Output all lines exactly, with nothing added or dropped.

>> Begin SOURCE MATERIAL

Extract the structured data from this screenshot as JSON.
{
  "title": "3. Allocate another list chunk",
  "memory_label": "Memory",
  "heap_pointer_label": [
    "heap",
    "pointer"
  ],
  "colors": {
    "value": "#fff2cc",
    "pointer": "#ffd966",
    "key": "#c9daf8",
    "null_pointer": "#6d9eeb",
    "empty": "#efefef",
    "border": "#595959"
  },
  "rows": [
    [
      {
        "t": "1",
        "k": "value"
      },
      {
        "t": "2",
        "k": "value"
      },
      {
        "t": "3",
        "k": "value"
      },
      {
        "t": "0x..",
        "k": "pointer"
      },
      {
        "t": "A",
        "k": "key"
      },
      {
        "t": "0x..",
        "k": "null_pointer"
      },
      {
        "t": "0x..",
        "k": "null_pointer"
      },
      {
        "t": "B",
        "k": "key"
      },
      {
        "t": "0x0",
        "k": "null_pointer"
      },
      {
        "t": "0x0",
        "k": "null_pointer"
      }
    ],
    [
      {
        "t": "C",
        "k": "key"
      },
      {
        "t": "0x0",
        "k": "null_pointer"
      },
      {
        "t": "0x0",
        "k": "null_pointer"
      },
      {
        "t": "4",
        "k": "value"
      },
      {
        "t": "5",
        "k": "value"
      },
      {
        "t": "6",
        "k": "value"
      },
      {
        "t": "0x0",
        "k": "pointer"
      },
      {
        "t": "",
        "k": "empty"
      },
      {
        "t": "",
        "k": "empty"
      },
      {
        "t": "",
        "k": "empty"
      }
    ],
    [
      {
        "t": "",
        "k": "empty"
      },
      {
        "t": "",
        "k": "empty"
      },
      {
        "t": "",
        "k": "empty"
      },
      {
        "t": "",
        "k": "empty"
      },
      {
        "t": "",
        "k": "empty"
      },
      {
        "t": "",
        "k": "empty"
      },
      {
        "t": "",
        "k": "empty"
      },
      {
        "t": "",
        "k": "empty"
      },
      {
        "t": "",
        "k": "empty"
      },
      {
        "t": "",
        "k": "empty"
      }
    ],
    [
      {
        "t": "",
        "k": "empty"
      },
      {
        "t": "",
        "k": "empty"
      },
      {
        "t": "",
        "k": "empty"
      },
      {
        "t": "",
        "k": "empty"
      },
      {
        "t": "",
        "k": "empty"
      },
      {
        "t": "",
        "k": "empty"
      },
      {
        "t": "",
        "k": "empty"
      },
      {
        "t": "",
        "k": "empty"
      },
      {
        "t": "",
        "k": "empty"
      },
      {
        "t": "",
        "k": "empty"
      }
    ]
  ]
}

>> End SOURCE MATERIAL

§ EXERCISE ANSWER
Extract the structured data from this screenshot as JSON.
{
  "title": "3. Allocate another list chunk",
  "memory_label": "Memory",
  "heap_pointer_label": [
    "heap",
    "pointer"
  ],
  "colors": {
    "value": "#fff2cc",
    "pointer": "#ffd966",
    "key": "#c9daf8",
    "null_pointer": "#6d9eeb",
    "empty": "#efefef",
    "border": "#595959"
  },
  "rows": [
    [
      {
        "t": "1",
        "k": "value"
      },
      {
        "t": "2",
        "k": "value"
      },
      {
        "t": "3",
        "k": "value"
      },
      {
        "t": "0x..",
        "k": "pointer"
      },
      {
        "t": "A",
        "k": "key"
      },
      {
        "t": "0x..",
        "k": "null_pointer"
      },
      {
        "t": "0x..",
        "k": "null_pointer"
      },
      {
        "t": "B",
        "k": "key"
      },
      {
        "t": "0x0",
        "k": "null_pointer"
      },
      {
        "t": "0x0",
        "k": "null_pointer"
      }
    ],
    [
      {
        "t": "C",
        "k": "key"
      },
      {
        "t": "0x0",
        "k": "null_pointer"
      },
      {
        "t": "0x0",
        "k": "null_pointer"
      },
      {
        "t": "4",
        "k": "value"
      },
      {
        "t": "5",
        "k": "value"
      },
      {
        "t": "6",
        "k": "value"
      },
      {
        "t": "0x0",
        "k": "pointer"
      },
      {
        "t": "",
        "k": "empty"
      },
      {
        "t": "",
        "k": "empty"
      },
      {
        "t": "",
        "k": "empty"
      }
    ],
    [
      {
        "t": "",
        "k": "empty"
      },
      {
        "t": "",
        "k": "empty"
      },
      {
        "t": "",
        "k": "empty"
      },
      {
        "t": "",
        "k": "empty"
      },
      {
        "t": "",
        "k": "empty"
      },
      {
        "t": "",
        "k": "empty"
      },
      {
        "t": "",
        "k": "empty"
      },
      {
        "t": "",
        "k": "empty"
      },
      {
        "t": "",
        "k": "empty"
      },
      {
        "t": "",
        "k": "empty"
      }
    ],
    [
      {
        "t": "",
        "k": "empty"
      },
      {
        "t": "",
        "k": "empty"
      },
      {
        "t": "",
        "k": "empty"
      },
      {
        "t": "",
        "k": "empty"
      },
      {
        "t": "",
        "k": "empty"
      },
      {
        "t": "",
        "k": "empty"
      },
      {
        "t": "",
        "k": "empty"
      },
      {
        "t": "",
        "k": "empty"
      },
      {
        "t": "",
        "k": "empty"
      },
      {
        "t": "",
        "k": "empty"
      }
    ]
  ]
}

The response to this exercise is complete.